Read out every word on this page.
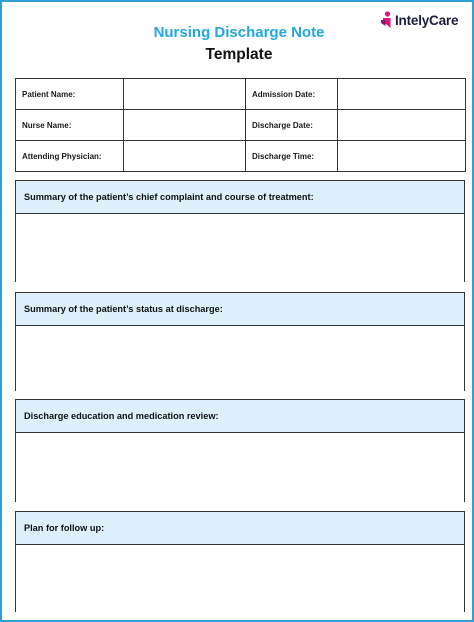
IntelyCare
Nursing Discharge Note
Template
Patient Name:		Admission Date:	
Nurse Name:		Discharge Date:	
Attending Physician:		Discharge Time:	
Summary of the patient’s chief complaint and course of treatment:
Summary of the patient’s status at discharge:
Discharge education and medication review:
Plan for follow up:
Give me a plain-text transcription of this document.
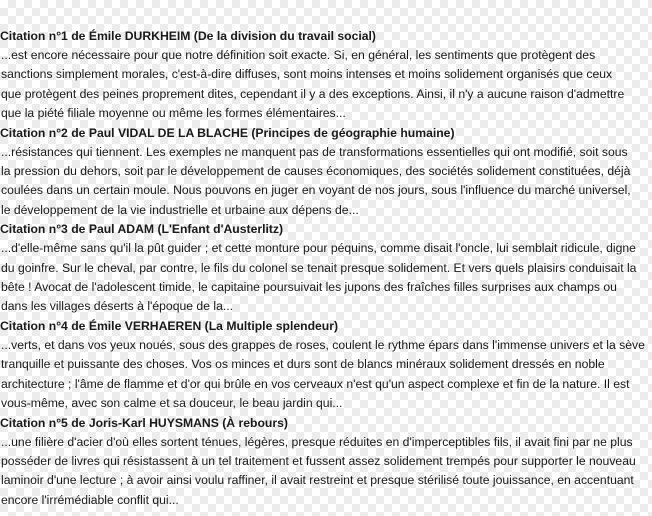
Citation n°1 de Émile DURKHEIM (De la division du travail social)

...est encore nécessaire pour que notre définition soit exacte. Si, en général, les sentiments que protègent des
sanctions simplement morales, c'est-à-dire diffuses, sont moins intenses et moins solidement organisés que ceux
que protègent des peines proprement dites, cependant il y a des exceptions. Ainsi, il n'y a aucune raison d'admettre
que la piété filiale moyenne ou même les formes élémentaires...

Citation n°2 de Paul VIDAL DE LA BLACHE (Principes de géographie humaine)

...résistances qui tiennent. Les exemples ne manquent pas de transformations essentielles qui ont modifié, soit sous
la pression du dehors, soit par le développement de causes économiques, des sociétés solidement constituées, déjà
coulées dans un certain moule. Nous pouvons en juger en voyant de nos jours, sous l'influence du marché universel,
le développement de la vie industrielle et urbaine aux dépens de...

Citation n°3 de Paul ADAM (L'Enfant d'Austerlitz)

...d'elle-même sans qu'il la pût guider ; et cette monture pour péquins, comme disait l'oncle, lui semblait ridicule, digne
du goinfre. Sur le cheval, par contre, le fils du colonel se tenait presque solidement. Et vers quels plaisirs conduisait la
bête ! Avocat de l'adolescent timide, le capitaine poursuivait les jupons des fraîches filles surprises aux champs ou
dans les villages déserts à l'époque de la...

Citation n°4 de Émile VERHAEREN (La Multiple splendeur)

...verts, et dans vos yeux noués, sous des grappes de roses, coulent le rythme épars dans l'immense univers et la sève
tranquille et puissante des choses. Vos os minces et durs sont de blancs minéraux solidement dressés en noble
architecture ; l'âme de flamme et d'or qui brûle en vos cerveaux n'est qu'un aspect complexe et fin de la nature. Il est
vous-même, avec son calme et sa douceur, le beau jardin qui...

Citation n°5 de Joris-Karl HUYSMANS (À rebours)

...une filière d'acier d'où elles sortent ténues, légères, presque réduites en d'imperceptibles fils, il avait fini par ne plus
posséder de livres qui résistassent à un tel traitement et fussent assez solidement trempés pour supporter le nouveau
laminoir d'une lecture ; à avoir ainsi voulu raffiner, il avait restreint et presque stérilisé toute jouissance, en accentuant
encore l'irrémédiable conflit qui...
= = = = = = =
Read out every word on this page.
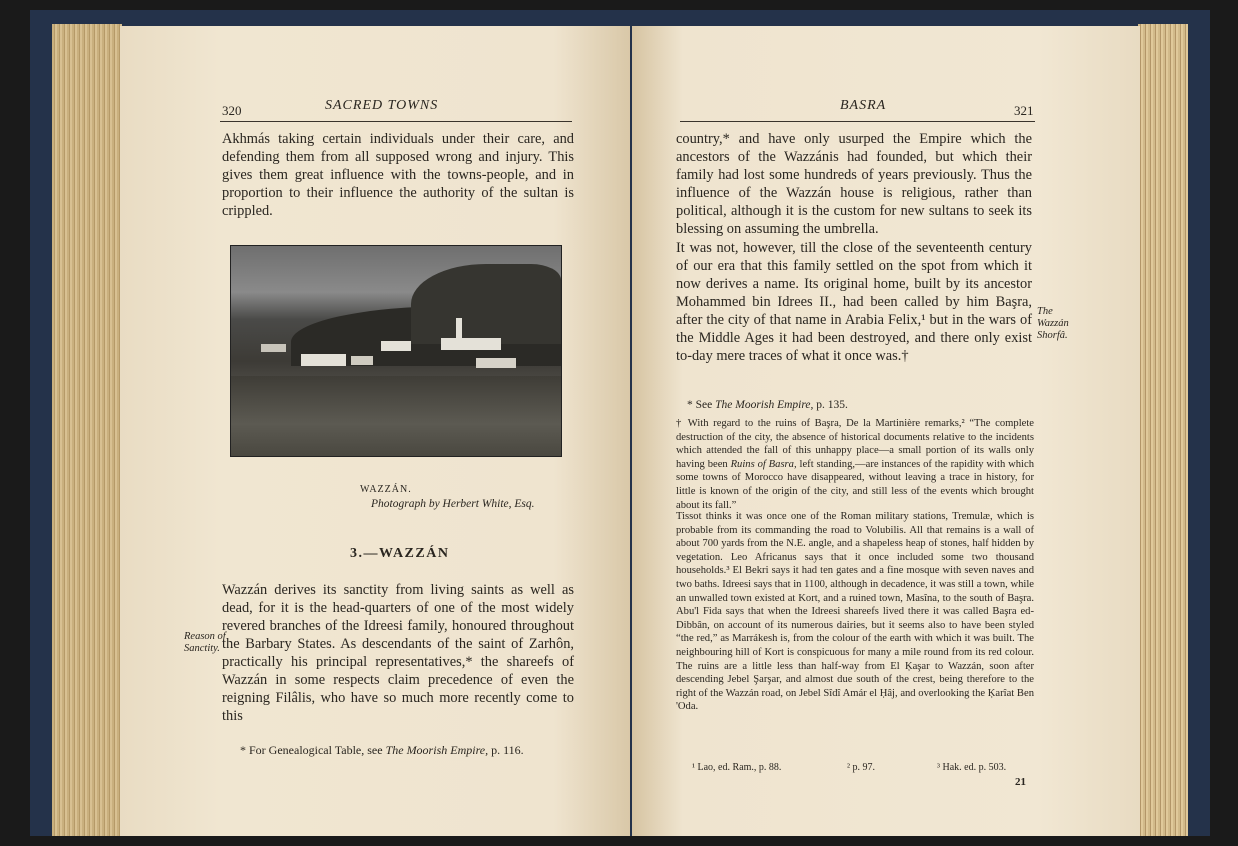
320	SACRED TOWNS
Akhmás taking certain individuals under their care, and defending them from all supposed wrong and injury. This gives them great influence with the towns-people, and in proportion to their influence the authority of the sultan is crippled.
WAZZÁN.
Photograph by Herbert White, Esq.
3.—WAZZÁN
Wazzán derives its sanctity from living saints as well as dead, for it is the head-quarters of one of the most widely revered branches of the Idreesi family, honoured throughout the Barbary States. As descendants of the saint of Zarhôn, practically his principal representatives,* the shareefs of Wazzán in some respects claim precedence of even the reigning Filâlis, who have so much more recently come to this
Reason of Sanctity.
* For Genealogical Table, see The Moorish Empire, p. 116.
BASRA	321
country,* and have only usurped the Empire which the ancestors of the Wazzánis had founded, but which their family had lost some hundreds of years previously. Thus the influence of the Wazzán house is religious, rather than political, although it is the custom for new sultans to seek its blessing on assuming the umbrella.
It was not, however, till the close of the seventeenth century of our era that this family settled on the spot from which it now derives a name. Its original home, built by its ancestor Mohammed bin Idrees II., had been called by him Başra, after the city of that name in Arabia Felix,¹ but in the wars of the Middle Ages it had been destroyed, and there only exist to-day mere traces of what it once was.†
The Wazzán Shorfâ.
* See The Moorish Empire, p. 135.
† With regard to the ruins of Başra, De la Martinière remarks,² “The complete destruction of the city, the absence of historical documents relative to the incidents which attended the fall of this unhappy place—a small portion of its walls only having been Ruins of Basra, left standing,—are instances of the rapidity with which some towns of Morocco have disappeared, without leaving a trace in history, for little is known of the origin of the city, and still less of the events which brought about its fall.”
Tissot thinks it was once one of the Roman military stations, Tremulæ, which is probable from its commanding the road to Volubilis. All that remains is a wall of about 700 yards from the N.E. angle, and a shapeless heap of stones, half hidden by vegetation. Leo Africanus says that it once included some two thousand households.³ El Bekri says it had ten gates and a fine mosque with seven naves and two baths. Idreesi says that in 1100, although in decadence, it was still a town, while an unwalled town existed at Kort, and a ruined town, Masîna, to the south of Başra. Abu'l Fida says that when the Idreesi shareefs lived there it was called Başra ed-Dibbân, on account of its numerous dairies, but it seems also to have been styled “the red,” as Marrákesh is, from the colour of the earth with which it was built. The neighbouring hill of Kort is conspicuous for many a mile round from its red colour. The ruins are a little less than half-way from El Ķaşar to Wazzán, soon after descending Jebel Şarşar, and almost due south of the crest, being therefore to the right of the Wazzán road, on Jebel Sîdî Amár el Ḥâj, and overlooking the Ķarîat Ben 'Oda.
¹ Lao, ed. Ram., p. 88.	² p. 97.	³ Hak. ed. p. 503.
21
= = = = = = =
> **Written problem**
Locate the lines above that contain "Paul" and copy them.

> **Complete answer**
Citation n°2 de Paul VIDAL DE LA BLACHE (Principes de géographie humaine)
Citation n°3 de Paul ADAM (L'Enfant d'Austerlitz)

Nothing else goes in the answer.